[DATA LINES]
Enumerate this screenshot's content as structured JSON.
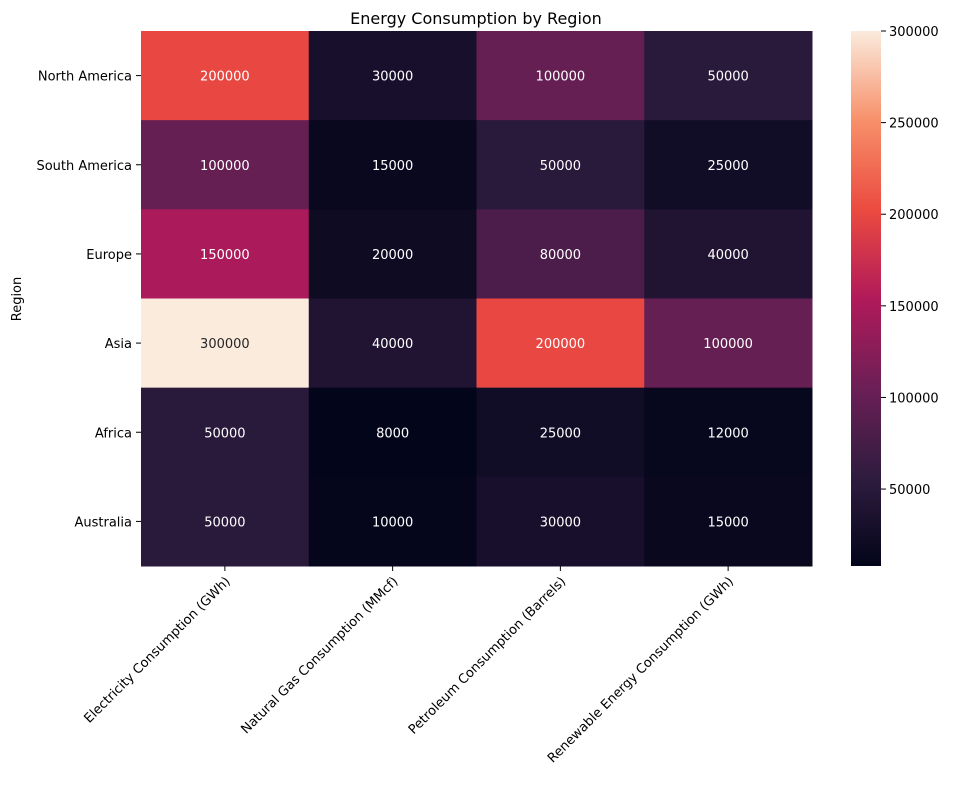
{
  "chart_data": {
    "type": "heatmap",
    "title": "Energy Consumption by Region",
    "xlabel": "",
    "ylabel": "Region",
    "columns": [
      "Electricity Consumption (GWh)",
      "Natural Gas Consumption (MMcf)",
      "Petroleum Consumption (Barrels)",
      "Renewable Energy Consumption (GWh)"
    ],
    "rows": [
      "North America",
      "South America",
      "Europe",
      "Asia",
      "Africa",
      "Australia"
    ],
    "values": [
      [
        200000,
        30000,
        100000,
        50000
      ],
      [
        100000,
        15000,
        50000,
        25000
      ],
      [
        150000,
        20000,
        80000,
        40000
      ],
      [
        300000,
        40000,
        200000,
        100000
      ],
      [
        50000,
        8000,
        25000,
        12000
      ],
      [
        50000,
        10000,
        30000,
        15000
      ]
    ],
    "value_labels": [
      [
        "200000",
        "30000",
        "100000",
        "50000"
      ],
      [
        "100000",
        "15000",
        "50000",
        "25000"
      ],
      [
        "150000",
        "20000",
        "80000",
        "40000"
      ],
      [
        "300000",
        "40000",
        "200000",
        "100000"
      ],
      [
        "50000",
        "8000",
        "25000",
        "12000"
      ],
      [
        "50000",
        "10000",
        "30000",
        "15000"
      ]
    ],
    "colorbar": {
      "min": 8000,
      "max": 300000,
      "ticks": [
        50000,
        100000,
        150000,
        200000,
        250000,
        300000
      ],
      "tick_labels": [
        "50000",
        "100000",
        "150000",
        "200000",
        "250000",
        "300000"
      ]
    },
    "colormap": [
      "#03051a",
      "#2f1c3f",
      "#6c1f56",
      "#b11a5a",
      "#eb4b40",
      "#f7906a",
      "#faebdd"
    ],
    "grid": false
  }
}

[TASK REQUIREMENTS]
Write every entry out again exactly, dropping the pictures.

[RESPONSE TO THE EXERCISE]
Enumerate this screenshot's content as structured JSON.
{
  "chart_data": {
    "type": "heatmap",
    "title": "Energy Consumption by Region",
    "xlabel": "",
    "ylabel": "Region",
    "columns": [
      "Electricity Consumption (GWh)",
      "Natural Gas Consumption (MMcf)",
      "Petroleum Consumption (Barrels)",
      "Renewable Energy Consumption (GWh)"
    ],
    "rows": [
      "North America",
      "South America",
      "Europe",
      "Asia",
      "Africa",
      "Australia"
    ],
    "values": [
      [
        200000,
        30000,
        100000,
        50000
      ],
      [
        100000,
        15000,
        50000,
        25000
      ],
      [
        150000,
        20000,
        80000,
        40000
      ],
      [
        300000,
        40000,
        200000,
        100000
      ],
      [
        50000,
        8000,
        25000,
        12000
      ],
      [
        50000,
        10000,
        30000,
        15000
      ]
    ],
    "value_labels": [
      [
        "200000",
        "30000",
        "100000",
        "50000"
      ],
      [
        "100000",
        "15000",
        "50000",
        "25000"
      ],
      [
        "150000",
        "20000",
        "80000",
        "40000"
      ],
      [
        "300000",
        "40000",
        "200000",
        "100000"
      ],
      [
        "50000",
        "8000",
        "25000",
        "12000"
      ],
      [
        "50000",
        "10000",
        "30000",
        "15000"
      ]
    ],
    "colorbar": {
      "min": 8000,
      "max": 300000,
      "ticks": [
        50000,
        100000,
        150000,
        200000,
        250000,
        300000
      ],
      "tick_labels": [
        "50000",
        "100000",
        "150000",
        "200000",
        "250000",
        "300000"
      ]
    },
    "colormap": [
      "#03051a",
      "#2f1c3f",
      "#6c1f56",
      "#b11a5a",
      "#eb4b40",
      "#f7906a",
      "#faebdd"
    ],
    "grid": false
  }
}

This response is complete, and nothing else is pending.